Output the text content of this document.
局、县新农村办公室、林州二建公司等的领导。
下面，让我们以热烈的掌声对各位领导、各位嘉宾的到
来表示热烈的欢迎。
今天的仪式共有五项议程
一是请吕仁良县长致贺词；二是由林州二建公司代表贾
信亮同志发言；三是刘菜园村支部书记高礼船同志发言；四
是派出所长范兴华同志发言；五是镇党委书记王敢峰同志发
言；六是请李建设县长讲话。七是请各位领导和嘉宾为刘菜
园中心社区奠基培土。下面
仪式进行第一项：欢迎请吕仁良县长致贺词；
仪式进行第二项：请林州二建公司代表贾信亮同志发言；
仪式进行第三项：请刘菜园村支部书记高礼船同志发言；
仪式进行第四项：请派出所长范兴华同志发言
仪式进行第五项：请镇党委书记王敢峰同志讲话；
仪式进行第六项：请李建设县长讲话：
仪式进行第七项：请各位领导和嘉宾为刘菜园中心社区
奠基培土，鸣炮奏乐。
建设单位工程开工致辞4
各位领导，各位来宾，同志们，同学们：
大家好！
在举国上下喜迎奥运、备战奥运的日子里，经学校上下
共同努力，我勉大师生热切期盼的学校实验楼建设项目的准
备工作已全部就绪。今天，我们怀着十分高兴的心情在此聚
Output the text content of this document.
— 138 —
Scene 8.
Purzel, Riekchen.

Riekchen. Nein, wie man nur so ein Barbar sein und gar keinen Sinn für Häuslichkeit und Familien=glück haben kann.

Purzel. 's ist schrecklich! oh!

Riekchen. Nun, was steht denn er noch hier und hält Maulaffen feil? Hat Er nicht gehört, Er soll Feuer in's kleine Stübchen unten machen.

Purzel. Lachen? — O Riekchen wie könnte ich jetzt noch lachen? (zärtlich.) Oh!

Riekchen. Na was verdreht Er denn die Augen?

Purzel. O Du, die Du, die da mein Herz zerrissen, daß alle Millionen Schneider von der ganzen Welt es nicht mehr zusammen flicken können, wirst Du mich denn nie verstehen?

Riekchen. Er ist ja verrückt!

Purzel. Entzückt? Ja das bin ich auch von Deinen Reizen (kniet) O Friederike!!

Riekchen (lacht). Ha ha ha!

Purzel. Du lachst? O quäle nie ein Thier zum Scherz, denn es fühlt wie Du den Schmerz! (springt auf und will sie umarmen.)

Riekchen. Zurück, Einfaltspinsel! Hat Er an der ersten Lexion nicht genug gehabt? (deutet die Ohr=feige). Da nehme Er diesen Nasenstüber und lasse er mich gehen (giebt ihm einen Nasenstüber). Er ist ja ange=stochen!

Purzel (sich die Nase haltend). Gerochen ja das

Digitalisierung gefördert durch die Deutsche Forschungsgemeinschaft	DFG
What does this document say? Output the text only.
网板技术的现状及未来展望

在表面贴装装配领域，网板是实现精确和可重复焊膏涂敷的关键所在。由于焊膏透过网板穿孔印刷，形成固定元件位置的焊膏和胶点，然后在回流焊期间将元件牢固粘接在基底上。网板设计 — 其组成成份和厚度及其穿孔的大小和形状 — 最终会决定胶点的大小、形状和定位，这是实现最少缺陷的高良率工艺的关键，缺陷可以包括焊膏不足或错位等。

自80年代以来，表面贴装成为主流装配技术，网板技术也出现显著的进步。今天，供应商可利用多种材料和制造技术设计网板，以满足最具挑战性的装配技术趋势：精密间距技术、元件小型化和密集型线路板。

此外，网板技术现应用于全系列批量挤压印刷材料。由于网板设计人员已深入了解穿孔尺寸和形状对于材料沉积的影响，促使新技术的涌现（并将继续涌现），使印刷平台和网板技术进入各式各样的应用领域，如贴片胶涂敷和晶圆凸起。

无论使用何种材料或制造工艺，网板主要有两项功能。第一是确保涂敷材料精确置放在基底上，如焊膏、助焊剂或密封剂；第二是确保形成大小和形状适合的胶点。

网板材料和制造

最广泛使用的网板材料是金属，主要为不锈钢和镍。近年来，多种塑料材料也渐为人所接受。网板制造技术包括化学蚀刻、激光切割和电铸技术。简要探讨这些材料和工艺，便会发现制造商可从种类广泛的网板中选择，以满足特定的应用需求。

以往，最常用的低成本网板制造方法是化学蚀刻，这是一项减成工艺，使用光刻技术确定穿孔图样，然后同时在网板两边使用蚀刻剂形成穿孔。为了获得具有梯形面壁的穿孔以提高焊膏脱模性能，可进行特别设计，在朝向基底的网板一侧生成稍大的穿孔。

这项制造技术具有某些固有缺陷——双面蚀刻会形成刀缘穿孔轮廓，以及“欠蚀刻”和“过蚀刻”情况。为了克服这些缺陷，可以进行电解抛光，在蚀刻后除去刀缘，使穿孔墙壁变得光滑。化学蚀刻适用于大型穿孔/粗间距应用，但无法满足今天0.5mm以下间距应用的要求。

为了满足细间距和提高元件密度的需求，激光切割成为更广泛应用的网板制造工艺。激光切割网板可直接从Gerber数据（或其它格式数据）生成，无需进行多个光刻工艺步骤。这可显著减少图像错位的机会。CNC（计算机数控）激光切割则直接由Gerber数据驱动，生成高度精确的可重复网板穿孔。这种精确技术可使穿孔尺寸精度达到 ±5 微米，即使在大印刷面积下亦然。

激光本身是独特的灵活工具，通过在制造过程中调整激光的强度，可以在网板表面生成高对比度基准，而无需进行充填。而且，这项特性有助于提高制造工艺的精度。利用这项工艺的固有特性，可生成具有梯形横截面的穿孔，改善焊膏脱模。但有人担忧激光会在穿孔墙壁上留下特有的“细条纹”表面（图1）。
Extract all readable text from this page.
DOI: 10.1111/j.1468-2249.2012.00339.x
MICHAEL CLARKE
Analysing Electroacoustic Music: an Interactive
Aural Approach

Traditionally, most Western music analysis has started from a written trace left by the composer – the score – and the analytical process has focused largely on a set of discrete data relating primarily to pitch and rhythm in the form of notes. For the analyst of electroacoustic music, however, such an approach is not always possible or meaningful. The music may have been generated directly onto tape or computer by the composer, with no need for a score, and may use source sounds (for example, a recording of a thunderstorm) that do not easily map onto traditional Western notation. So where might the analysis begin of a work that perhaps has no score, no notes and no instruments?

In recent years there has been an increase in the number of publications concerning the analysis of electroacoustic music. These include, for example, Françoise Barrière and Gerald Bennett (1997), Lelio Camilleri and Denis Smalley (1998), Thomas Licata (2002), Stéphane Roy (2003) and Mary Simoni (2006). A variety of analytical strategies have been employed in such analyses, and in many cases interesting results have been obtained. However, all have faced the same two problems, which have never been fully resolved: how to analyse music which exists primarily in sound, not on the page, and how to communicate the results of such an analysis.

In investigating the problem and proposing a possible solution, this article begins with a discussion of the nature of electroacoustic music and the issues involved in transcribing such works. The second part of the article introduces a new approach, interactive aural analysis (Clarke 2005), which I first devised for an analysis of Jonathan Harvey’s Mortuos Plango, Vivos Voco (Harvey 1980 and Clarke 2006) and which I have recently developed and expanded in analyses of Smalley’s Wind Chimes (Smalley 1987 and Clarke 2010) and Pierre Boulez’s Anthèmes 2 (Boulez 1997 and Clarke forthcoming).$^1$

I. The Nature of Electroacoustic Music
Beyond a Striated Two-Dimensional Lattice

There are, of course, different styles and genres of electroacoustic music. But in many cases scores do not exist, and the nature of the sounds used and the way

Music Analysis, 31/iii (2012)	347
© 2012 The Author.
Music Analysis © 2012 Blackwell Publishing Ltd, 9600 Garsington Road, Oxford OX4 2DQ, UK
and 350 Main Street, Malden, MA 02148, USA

----

■ EXERCISE OBJECTIVE:
Retype the entries one by one, exactly.

■ TASK SOLUTION:
Output the text content of this document.
局、县新农村办公室、林州二建公司等的领导。
下面，让我们以热烈的掌声对各位领导、各位嘉宾的到
来表示热烈的欢迎。
今天的仪式共有五项议程
一是请吕仁良县长致贺词；二是由林州二建公司代表贾
信亮同志发言；三是刘菜园村支部书记高礼船同志发言；四
是派出所长范兴华同志发言；五是镇党委书记王敢峰同志发
言；六是请李建设县长讲话。七是请各位领导和嘉宾为刘菜
园中心社区奠基培土。下面
仪式进行第一项：欢迎请吕仁良县长致贺词；
仪式进行第二项：请林州二建公司代表贾信亮同志发言；
仪式进行第三项：请刘菜园村支部书记高礼船同志发言；
仪式进行第四项：请派出所长范兴华同志发言
仪式进行第五项：请镇党委书记王敢峰同志讲话；
仪式进行第六项：请李建设县长讲话：
仪式进行第七项：请各位领导和嘉宾为刘菜园中心社区
奠基培土，鸣炮奏乐。
建设单位工程开工致辞4
各位领导，各位来宾，同志们，同学们：
大家好！
在举国上下喜迎奥运、备战奥运的日子里，经学校上下
共同努力，我勉大师生热切期盼的学校实验楼建设项目的准
备工作已全部就绪。今天，我们怀着十分高兴的心情在此聚
Output the text content of this document.
— 138 —
Scene 8.
Purzel, Riekchen.

Riekchen. Nein, wie man nur so ein Barbar sein und gar keinen Sinn für Häuslichkeit und Familien=glück haben kann.

Purzel. 's ist schrecklich! oh!

Riekchen. Nun, was steht denn er noch hier und hält Maulaffen feil? Hat Er nicht gehört, Er soll Feuer in's kleine Stübchen unten machen.

Purzel. Lachen? — O Riekchen wie könnte ich jetzt noch lachen? (zärtlich.) Oh!

Riekchen. Na was verdreht Er denn die Augen?

Purzel. O Du, die Du, die da mein Herz zerrissen, daß alle Millionen Schneider von der ganzen Welt es nicht mehr zusammen flicken können, wirst Du mich denn nie verstehen?

Riekchen. Er ist ja verrückt!

Purzel. Entzückt? Ja das bin ich auch von Deinen Reizen (kniet) O Friederike!!

Riekchen (lacht). Ha ha ha!

Purzel. Du lachst? O quäle nie ein Thier zum Scherz, denn es fühlt wie Du den Schmerz! (springt auf und will sie umarmen.)

Riekchen. Zurück, Einfaltspinsel! Hat Er an der ersten Lexion nicht genug gehabt? (deutet die Ohr=feige). Da nehme Er diesen Nasenstüber und lasse er mich gehen (giebt ihm einen Nasenstüber). Er ist ja ange=stochen!

Purzel (sich die Nase haltend). Gerochen ja das

Digitalisierung gefördert durch die Deutsche Forschungsgemeinschaft	DFG
What does this document say? Output the text only.
网板技术的现状及未来展望

在表面贴装装配领域，网板是实现精确和可重复焊膏涂敷的关键所在。由于焊膏透过网板穿孔印刷，形成固定元件位置的焊膏和胶点，然后在回流焊期间将元件牢固粘接在基底上。网板设计 — 其组成成份和厚度及其穿孔的大小和形状 — 最终会决定胶点的大小、形状和定位，这是实现最少缺陷的高良率工艺的关键，缺陷可以包括焊膏不足或错位等。

自80年代以来，表面贴装成为主流装配技术，网板技术也出现显著的进步。今天，供应商可利用多种材料和制造技术设计网板，以满足最具挑战性的装配技术趋势：精密间距技术、元件小型化和密集型线路板。

此外，网板技术现应用于全系列批量挤压印刷材料。由于网板设计人员已深入了解穿孔尺寸和形状对于材料沉积的影响，促使新技术的涌现（并将继续涌现），使印刷平台和网板技术进入各式各样的应用领域，如贴片胶涂敷和晶圆凸起。

无论使用何种材料或制造工艺，网板主要有两项功能。第一是确保涂敷材料精确置放在基底上，如焊膏、助焊剂或密封剂；第二是确保形成大小和形状适合的胶点。

网板材料和制造

最广泛使用的网板材料是金属，主要为不锈钢和镍。近年来，多种塑料材料也渐为人所接受。网板制造技术包括化学蚀刻、激光切割和电铸技术。简要探讨这些材料和工艺，便会发现制造商可从种类广泛的网板中选择，以满足特定的应用需求。

以往，最常用的低成本网板制造方法是化学蚀刻，这是一项减成工艺，使用光刻技术确定穿孔图样，然后同时在网板两边使用蚀刻剂形成穿孔。为了获得具有梯形面壁的穿孔以提高焊膏脱模性能，可进行特别设计，在朝向基底的网板一侧生成稍大的穿孔。

这项制造技术具有某些固有缺陷——双面蚀刻会形成刀缘穿孔轮廓，以及“欠蚀刻”和“过蚀刻”情况。为了克服这些缺陷，可以进行电解抛光，在蚀刻后除去刀缘，使穿孔墙壁变得光滑。化学蚀刻适用于大型穿孔/粗间距应用，但无法满足今天0.5mm以下间距应用的要求。

为了满足细间距和提高元件密度的需求，激光切割成为更广泛应用的网板制造工艺。激光切割网板可直接从Gerber数据（或其它格式数据）生成，无需进行多个光刻工艺步骤。这可显著减少图像错位的机会。CNC（计算机数控）激光切割则直接由Gerber数据驱动，生成高度精确的可重复网板穿孔。这种精确技术可使穿孔尺寸精度达到 ±5 微米，即使在大印刷面积下亦然。

激光本身是独特的灵活工具，通过在制造过程中调整激光的强度，可以在网板表面生成高对比度基准，而无需进行充填。而且，这项特性有助于提高制造工艺的精度。利用这项工艺的固有特性，可生成具有梯形横截面的穿孔，改善焊膏脱模。但有人担忧激光会在穿孔墙壁上留下特有的“细条纹”表面（图1）。
Extract all readable text from this page.
DOI: 10.1111/j.1468-2249.2012.00339.x
MICHAEL CLARKE
Analysing Electroacoustic Music: an Interactive
Aural Approach

Traditionally, most Western music analysis has started from a written trace left by the composer – the score – and the analytical process has focused largely on a set of discrete data relating primarily to pitch and rhythm in the form of notes. For the analyst of electroacoustic music, however, such an approach is not always possible or meaningful. The music may have been generated directly onto tape or computer by the composer, with no need for a score, and may use source sounds (for example, a recording of a thunderstorm) that do not easily map onto traditional Western notation. So where might the analysis begin of a work that perhaps has no score, no notes and no instruments?

In recent years there has been an increase in the number of publications concerning the analysis of electroacoustic music. These include, for example, Françoise Barrière and Gerald Bennett (1997), Lelio Camilleri and Denis Smalley (1998), Thomas Licata (2002), Stéphane Roy (2003) and Mary Simoni (2006). A variety of analytical strategies have been employed in such analyses, and in many cases interesting results have been obtained. However, all have faced the same two problems, which have never been fully resolved: how to analyse music which exists primarily in sound, not on the page, and how to communicate the results of such an analysis.

In investigating the problem and proposing a possible solution, this article begins with a discussion of the nature of electroacoustic music and the issues involved in transcribing such works. The second part of the article introduces a new approach, interactive aural analysis (Clarke 2005), which I first devised for an analysis of Jonathan Harvey’s Mortuos Plango, Vivos Voco (Harvey 1980 and Clarke 2006) and which I have recently developed and expanded in analyses of Smalley’s Wind Chimes (Smalley 1987 and Clarke 2010) and Pierre Boulez’s Anthèmes 2 (Boulez 1997 and Clarke forthcoming).$^1$

I. The Nature of Electroacoustic Music
Beyond a Striated Two-Dimensional Lattice

There are, of course, different styles and genres of electroacoustic music. But in many cases scores do not exist, and the nature of the sounds used and the way

Music Analysis, 31/iii (2012)	347
© 2012 The Author.
Music Analysis © 2012 Blackwell Publishing Ltd, 9600 Garsington Road, Oxford OX4 2DQ, UK
and 350 Main Street, Malden, MA 02148, USA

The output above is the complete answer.